*Task statement*
Repeat every line of the listing below exactly, minus the pictures.

[START Material for this task]

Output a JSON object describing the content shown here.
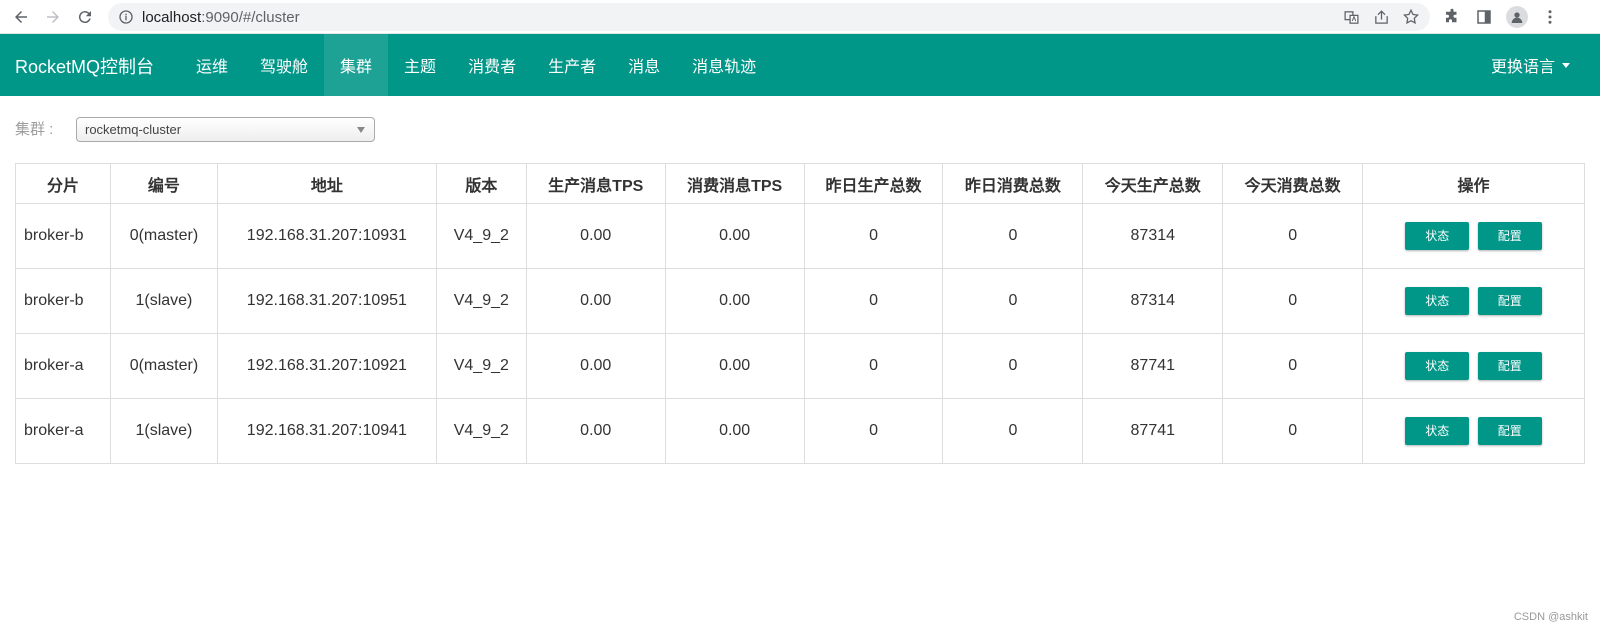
{
  "browser": {
    "url_host": "localhost",
    "url_path": ":9090/#/cluster"
  },
  "navbar": {
    "brand": "RocketMQ控制台",
    "items": [
      {
        "label": "运维",
        "active": false
      },
      {
        "label": "驾驶舱",
        "active": false
      },
      {
        "label": "集群",
        "active": true
      },
      {
        "label": "主题",
        "active": false
      },
      {
        "label": "消费者",
        "active": false
      },
      {
        "label": "生产者",
        "active": false
      },
      {
        "label": "消息",
        "active": false
      },
      {
        "label": "消息轨迹",
        "active": false
      }
    ],
    "language": "更换语言"
  },
  "filter": {
    "cluster_label": "集群 :",
    "cluster_value": "rocketmq-cluster"
  },
  "table": {
    "headers": [
      "分片",
      "编号",
      "地址",
      "版本",
      "生产消息TPS",
      "消费消息TPS",
      "昨日生产总数",
      "昨日消费总数",
      "今天生产总数",
      "今天消费总数",
      "操作"
    ],
    "rows": [
      [
        "broker-b",
        "0(master)",
        "192.168.31.207:10931",
        "V4_9_2",
        "0.00",
        "0.00",
        "0",
        "0",
        "87314",
        "0"
      ],
      [
        "broker-b",
        "1(slave)",
        "192.168.31.207:10951",
        "V4_9_2",
        "0.00",
        "0.00",
        "0",
        "0",
        "87314",
        "0"
      ],
      [
        "broker-a",
        "0(master)",
        "192.168.31.207:10921",
        "V4_9_2",
        "0.00",
        "0.00",
        "0",
        "0",
        "87741",
        "0"
      ],
      [
        "broker-a",
        "1(slave)",
        "192.168.31.207:10941",
        "V4_9_2",
        "0.00",
        "0.00",
        "0",
        "0",
        "87741",
        "0"
      ]
    ],
    "actions": {
      "status": "状态",
      "config": "配置"
    }
  },
  "watermark": "CSDN @ashkit",
  "colors": {
    "primary": "#009688"
  }
}
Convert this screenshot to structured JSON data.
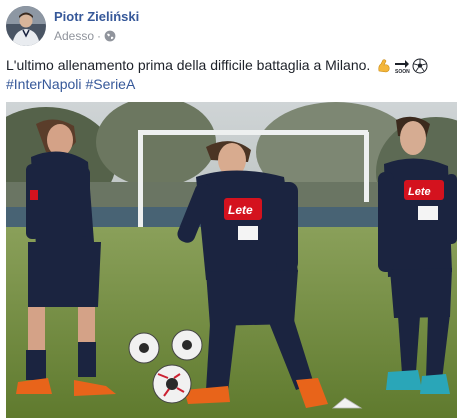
{
  "post": {
    "author": "Piotr Zieliński",
    "timestamp": "Adesso",
    "separator": "·",
    "privacy_icon": "globe-icon",
    "text": "L'ultimo allenamento prima della difficile battaglia a Milano.",
    "emojis": [
      "flexed-biceps",
      "soon-arrow",
      "soccer-ball"
    ],
    "hashtags": [
      "#InterNapoli",
      "#SerieA"
    ],
    "link_color": "#365899",
    "meta_color": "#90949c"
  },
  "photo": {
    "sponsor_logo": "Lete",
    "accent_colors": {
      "kit_navy": "#1b2440",
      "pitch": "#6f8a3c",
      "lete_red": "#d4121e",
      "boots_orange": "#e8641a"
    }
  }
}
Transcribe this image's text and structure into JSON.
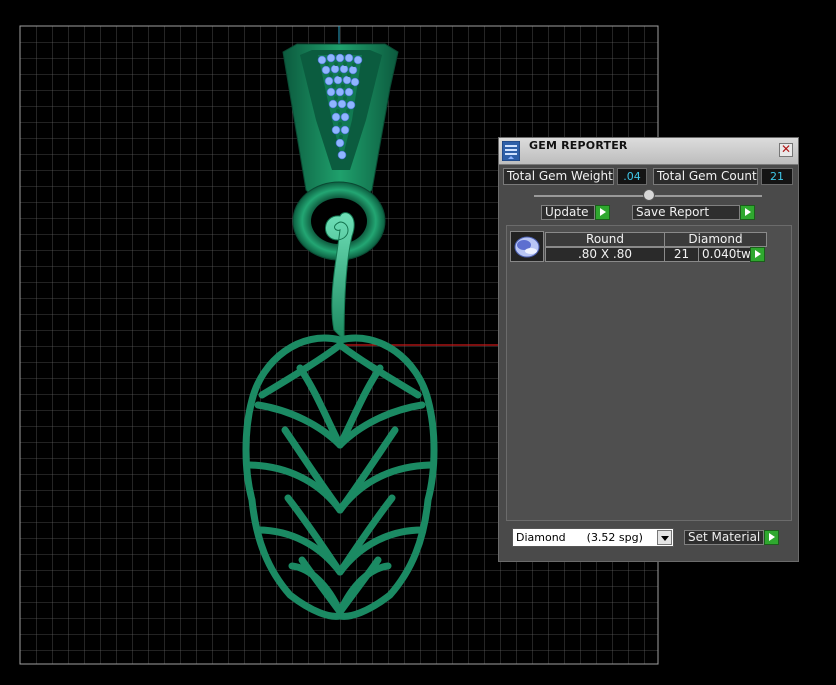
{
  "gem_reporter": {
    "title": "GEM REPORTER",
    "close_glyph": "✕",
    "total_gem_weight_label": "Total Gem Weight",
    "total_gem_weight_value": ".04",
    "total_gem_count_label": "Total Gem Count",
    "total_gem_count_value": "21",
    "update_label": "Update",
    "save_report_label": "Save Report",
    "table": {
      "headers": [
        "Round",
        "Diamond"
      ],
      "rows": [
        {
          "size": ".80 X .80",
          "count": "21",
          "weight": "0.040tw"
        }
      ]
    },
    "material_select_value": "Diamond      (3.52 spg)",
    "set_material_label": "Set Material"
  },
  "colors": {
    "grid_line": "#6a6a6a",
    "grid_border": "#9a9a9a",
    "pendant_dark": "#0f6b4a",
    "pendant_mid": "#1d9a6a",
    "pendant_light": "#58d1a6",
    "gem_blue": "#8fb5ff",
    "axis_red": "#c81818",
    "axis_cyan": "#2aa6c8",
    "accent_value": "#3fc7e8"
  }
}
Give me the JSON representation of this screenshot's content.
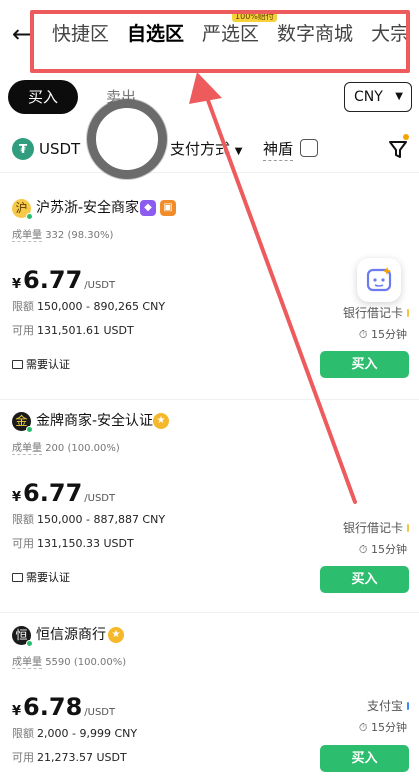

[END Material for this task]

*Correct output*
Output a JSON object describing the content shown here.
{
  "browser": {
    "url_host": "localhost",
    "url_path": ":9090/#/cluster"
  },
  "navbar": {
    "brand": "RocketMQ控制台",
    "items": [
      {
        "label": "运维",
        "active": false
      },
      {
        "label": "驾驶舱",
        "active": false
      },
      {
        "label": "集群",
        "active": true
      },
      {
        "label": "主题",
        "active": false
      },
      {
        "label": "消费者",
        "active": false
      },
      {
        "label": "生产者",
        "active": false
      },
      {
        "label": "消息",
        "active": false
      },
      {
        "label": "消息轨迹",
        "active": false
      }
    ],
    "language": "更换语言"
  },
  "filter": {
    "cluster_label": "集群 :",
    "cluster_value": "rocketmq-cluster"
  },
  "table": {
    "headers": [
      "分片",
      "编号",
      "地址",
      "版本",
      "生产消息TPS",
      "消费消息TPS",
      "昨日生产总数",
      "昨日消费总数",
      "今天生产总数",
      "今天消费总数",
      "操作"
    ],
    "rows": [
      [
        "broker-b",
        "0(master)",
        "192.168.31.207:10931",
        "V4_9_2",
        "0.00",
        "0.00",
        "0",
        "0",
        "87314",
        "0"
      ],
      [
        "broker-b",
        "1(slave)",
        "192.168.31.207:10951",
        "V4_9_2",
        "0.00",
        "0.00",
        "0",
        "0",
        "87314",
        "0"
      ],
      [
        "broker-a",
        "0(master)",
        "192.168.31.207:10921",
        "V4_9_2",
        "0.00",
        "0.00",
        "0",
        "0",
        "87741",
        "0"
      ],
      [
        "broker-a",
        "1(slave)",
        "192.168.31.207:10941",
        "V4_9_2",
        "0.00",
        "0.00",
        "0",
        "0",
        "87741",
        "0"
      ]
    ],
    "actions": {
      "status": "状态",
      "config": "配置"
    }
  },
  "watermark": "CSDN @ashkit",
  "colors": {
    "primary": "#009688"
  }
}
Convert this screenshot to structured JSON data.
{
  "post": {
    "author": "Piotr Zieliński",
    "timestamp": "Adesso",
    "separator": "·",
    "privacy_icon": "globe-icon",
    "text": "L'ultimo allenamento prima della difficile battaglia a Milano.",
    "emojis": [
      "flexed-biceps",
      "soon-arrow",
      "soccer-ball"
    ],
    "hashtags": [
      "#InterNapoli",
      "#SerieA"
    ],
    "link_color": "#365899",
    "meta_color": "#90949c"
  },
  "photo": {
    "sponsor_logo": "Lete",
    "accent_colors": {
      "kit_navy": "#1b2440",
      "pitch": "#6f8a3c",
      "lete_red": "#d4121e",
      "boots_orange": "#e8641a"
    }
  }
}
Transcribe this image's text and structure into JSON.
{
  "gem_reporter": {
    "title": "GEM REPORTER",
    "close_glyph": "✕",
    "total_gem_weight_label": "Total Gem Weight",
    "total_gem_weight_value": ".04",
    "total_gem_count_label": "Total Gem Count",
    "total_gem_count_value": "21",
    "update_label": "Update",
    "save_report_label": "Save Report",
    "table": {
      "headers": [
        "Round",
        "Diamond"
      ],
      "rows": [
        {
          "size": ".80 X .80",
          "count": "21",
          "weight": "0.040tw"
        }
      ]
    },
    "material_select_value": "Diamond      (3.52 spg)",
    "set_material_label": "Set Material"
  },
  "colors": {
    "grid_line": "#6a6a6a",
    "grid_border": "#9a9a9a",
    "pendant_dark": "#0f6b4a",
    "pendant_mid": "#1d9a6a",
    "pendant_light": "#58d1a6",
    "gem_blue": "#8fb5ff",
    "axis_red": "#c81818",
    "axis_cyan": "#2aa6c8",
    "accent_value": "#3fc7e8"
  }
}
Give me the JSON representation of this screenshot's content.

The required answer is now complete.